CHALLENGE:
Exact copies are required of the lines from the line containing "Output the text content of this document." through the final line of the listing, both included, and of no other lines.

----------

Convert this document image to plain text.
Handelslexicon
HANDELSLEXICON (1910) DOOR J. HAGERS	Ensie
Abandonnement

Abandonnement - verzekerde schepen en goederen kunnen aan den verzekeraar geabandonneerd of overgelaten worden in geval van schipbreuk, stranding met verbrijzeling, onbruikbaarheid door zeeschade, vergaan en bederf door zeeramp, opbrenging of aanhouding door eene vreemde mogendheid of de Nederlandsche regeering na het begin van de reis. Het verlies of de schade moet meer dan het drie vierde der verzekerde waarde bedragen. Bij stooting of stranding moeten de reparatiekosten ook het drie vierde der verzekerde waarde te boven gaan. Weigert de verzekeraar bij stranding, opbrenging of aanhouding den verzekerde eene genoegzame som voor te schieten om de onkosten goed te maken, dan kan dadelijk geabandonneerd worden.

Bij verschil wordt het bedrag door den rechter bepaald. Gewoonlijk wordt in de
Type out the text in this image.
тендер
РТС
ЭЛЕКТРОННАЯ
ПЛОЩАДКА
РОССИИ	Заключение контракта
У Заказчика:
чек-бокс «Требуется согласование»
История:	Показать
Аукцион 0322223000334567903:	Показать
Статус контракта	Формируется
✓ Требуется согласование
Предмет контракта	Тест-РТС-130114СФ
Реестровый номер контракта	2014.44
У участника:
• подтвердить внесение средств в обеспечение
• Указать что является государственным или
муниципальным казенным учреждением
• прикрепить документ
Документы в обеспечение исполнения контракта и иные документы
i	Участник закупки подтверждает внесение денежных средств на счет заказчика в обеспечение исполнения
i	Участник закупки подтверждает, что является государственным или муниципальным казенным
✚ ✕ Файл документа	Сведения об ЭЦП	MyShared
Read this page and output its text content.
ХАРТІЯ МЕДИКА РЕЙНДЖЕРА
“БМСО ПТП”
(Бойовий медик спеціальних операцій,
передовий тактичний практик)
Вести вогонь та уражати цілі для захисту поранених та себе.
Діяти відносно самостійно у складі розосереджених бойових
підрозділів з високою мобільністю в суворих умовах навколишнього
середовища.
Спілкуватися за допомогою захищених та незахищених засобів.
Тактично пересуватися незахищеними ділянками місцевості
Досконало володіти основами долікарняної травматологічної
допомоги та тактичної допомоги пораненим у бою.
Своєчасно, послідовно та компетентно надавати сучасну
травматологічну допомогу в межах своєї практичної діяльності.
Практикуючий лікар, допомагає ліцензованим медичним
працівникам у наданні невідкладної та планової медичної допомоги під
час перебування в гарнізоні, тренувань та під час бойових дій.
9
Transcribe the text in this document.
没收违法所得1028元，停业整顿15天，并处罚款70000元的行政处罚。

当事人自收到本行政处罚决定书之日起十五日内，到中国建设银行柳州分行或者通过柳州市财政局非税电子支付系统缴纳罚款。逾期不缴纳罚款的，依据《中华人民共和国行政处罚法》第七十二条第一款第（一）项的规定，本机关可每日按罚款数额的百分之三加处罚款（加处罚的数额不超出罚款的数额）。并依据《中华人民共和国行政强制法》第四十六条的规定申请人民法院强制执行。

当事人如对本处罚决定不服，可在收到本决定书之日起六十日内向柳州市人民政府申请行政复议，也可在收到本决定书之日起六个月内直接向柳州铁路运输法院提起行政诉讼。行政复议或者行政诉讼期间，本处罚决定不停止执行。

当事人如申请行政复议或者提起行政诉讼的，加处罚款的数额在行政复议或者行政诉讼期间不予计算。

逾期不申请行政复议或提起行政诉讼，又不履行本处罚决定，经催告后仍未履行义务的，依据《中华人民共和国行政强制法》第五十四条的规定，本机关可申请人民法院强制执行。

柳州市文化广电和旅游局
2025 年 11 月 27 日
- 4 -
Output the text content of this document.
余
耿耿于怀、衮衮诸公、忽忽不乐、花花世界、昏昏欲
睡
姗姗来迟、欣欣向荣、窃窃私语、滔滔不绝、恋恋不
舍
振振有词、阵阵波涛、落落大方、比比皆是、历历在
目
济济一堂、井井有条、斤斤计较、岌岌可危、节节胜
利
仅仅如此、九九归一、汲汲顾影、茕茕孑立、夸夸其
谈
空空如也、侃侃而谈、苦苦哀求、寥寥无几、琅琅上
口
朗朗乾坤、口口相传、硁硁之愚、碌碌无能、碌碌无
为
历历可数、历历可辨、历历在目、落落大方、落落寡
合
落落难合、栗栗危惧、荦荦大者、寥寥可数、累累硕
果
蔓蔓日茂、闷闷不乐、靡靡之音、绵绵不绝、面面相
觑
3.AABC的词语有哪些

----------

RESPONSE TO THE TASK:
Output the text content of this document.
余
耿耿于怀、衮衮诸公、忽忽不乐、花花世界、昏昏欲
睡
姗姗来迟、欣欣向荣、窃窃私语、滔滔不绝、恋恋不
舍
振振有词、阵阵波涛、落落大方、比比皆是、历历在
目
济济一堂、井井有条、斤斤计较、岌岌可危、节节胜
利
仅仅如此、九九归一、汲汲顾影、茕茕孑立、夸夸其
谈
空空如也、侃侃而谈、苦苦哀求、寥寥无几、琅琅上
口
朗朗乾坤、口口相传、硁硁之愚、碌碌无能、碌碌无
为
历历可数、历历可辨、历历在目、落落大方、落落寡
合
落落难合、栗栗危惧、荦荦大者、寥寥可数、累累硕
果
蔓蔓日茂、闷闷不乐、靡靡之音、绵绵不绝、面面相
觑
3.AABC的词语有哪些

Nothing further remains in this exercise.